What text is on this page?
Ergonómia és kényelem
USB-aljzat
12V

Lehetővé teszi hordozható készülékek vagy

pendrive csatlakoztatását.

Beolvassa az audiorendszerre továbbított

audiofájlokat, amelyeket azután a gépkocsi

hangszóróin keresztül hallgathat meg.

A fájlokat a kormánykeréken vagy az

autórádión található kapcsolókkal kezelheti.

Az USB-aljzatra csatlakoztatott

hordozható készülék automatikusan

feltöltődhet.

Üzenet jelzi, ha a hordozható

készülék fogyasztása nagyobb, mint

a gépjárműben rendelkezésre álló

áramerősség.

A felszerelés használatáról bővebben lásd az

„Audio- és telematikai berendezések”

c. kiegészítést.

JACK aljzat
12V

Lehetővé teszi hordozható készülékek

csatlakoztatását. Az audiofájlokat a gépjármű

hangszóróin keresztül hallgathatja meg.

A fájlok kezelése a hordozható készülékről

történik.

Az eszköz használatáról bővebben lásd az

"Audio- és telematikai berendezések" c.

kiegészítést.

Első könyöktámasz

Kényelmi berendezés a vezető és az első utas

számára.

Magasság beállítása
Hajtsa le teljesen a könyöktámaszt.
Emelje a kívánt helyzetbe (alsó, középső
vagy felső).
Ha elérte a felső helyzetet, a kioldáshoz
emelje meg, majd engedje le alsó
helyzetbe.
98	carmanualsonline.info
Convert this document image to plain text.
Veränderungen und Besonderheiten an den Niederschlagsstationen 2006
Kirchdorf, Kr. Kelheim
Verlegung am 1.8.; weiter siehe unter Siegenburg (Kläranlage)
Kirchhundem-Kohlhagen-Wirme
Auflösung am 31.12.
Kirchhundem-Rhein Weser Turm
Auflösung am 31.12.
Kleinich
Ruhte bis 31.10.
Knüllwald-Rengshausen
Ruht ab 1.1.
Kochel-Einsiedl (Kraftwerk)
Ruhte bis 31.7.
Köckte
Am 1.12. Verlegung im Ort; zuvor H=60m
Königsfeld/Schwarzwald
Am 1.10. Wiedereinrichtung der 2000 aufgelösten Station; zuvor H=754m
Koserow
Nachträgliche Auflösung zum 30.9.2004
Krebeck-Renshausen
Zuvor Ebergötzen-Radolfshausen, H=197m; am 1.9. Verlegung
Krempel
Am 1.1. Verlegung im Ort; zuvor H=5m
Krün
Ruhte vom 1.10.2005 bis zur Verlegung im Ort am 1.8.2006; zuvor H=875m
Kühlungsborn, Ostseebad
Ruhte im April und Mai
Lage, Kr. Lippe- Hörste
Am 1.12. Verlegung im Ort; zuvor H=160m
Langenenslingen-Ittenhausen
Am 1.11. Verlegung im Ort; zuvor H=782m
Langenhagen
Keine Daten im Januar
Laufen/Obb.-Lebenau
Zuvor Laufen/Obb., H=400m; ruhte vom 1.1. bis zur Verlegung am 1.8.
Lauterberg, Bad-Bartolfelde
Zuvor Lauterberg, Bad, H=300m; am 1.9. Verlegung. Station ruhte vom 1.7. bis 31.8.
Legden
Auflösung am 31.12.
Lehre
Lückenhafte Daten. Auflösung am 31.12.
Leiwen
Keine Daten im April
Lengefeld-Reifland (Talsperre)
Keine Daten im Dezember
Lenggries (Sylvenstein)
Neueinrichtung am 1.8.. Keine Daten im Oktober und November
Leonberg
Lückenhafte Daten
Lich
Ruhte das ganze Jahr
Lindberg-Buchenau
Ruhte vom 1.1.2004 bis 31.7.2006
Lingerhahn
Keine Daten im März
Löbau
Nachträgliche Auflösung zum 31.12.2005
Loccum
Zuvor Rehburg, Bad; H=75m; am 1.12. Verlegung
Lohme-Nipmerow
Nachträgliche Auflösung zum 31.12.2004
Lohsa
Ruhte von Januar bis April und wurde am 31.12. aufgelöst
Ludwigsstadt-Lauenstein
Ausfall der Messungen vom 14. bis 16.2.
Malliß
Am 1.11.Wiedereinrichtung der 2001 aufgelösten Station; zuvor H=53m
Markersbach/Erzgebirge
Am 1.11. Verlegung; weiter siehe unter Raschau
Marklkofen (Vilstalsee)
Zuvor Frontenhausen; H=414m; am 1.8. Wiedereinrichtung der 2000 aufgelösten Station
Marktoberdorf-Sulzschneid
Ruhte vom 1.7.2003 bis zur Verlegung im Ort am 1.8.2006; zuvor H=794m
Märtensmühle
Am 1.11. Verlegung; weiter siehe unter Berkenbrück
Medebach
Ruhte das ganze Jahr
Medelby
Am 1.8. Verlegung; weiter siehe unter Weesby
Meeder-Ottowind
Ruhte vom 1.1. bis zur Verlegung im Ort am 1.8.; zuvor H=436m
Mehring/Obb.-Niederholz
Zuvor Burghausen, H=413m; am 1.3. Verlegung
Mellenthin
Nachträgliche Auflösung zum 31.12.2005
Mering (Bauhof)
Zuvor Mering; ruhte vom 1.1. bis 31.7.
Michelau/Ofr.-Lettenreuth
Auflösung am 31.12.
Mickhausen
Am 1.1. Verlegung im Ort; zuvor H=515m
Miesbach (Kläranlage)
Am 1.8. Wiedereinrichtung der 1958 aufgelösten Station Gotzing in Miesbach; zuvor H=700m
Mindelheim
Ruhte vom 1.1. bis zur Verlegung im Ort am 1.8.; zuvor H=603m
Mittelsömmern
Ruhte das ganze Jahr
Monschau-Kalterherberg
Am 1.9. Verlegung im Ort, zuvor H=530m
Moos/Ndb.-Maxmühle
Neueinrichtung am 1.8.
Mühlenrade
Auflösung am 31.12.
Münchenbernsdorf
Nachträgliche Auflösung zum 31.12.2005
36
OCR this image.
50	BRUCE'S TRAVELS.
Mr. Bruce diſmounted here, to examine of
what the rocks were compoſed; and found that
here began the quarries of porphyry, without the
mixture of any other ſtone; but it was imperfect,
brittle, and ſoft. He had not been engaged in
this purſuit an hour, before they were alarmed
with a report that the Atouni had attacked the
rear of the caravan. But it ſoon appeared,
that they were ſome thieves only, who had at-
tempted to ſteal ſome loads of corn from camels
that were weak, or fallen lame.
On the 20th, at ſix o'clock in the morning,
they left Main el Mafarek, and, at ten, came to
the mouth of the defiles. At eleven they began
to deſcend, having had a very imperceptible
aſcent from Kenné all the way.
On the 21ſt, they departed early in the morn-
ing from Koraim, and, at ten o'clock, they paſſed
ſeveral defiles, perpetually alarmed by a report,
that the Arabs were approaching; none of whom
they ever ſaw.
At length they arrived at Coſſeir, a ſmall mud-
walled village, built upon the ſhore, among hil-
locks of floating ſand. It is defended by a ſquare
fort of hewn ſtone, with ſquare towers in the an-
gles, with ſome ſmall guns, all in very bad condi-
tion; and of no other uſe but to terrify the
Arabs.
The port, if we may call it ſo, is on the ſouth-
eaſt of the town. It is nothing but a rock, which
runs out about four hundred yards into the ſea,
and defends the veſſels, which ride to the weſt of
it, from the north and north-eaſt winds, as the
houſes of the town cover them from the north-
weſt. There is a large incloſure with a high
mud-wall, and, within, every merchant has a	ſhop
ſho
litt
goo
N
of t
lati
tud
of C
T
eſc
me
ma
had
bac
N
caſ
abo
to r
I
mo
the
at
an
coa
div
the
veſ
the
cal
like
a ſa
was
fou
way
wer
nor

--------------------------------------------------

[Problem details] Set out every line from the material that contains the string "készülékek".

[Answer below]
Lehetővé teszi hordozható készülékek vagy
Lehetővé teszi hordozható készülékek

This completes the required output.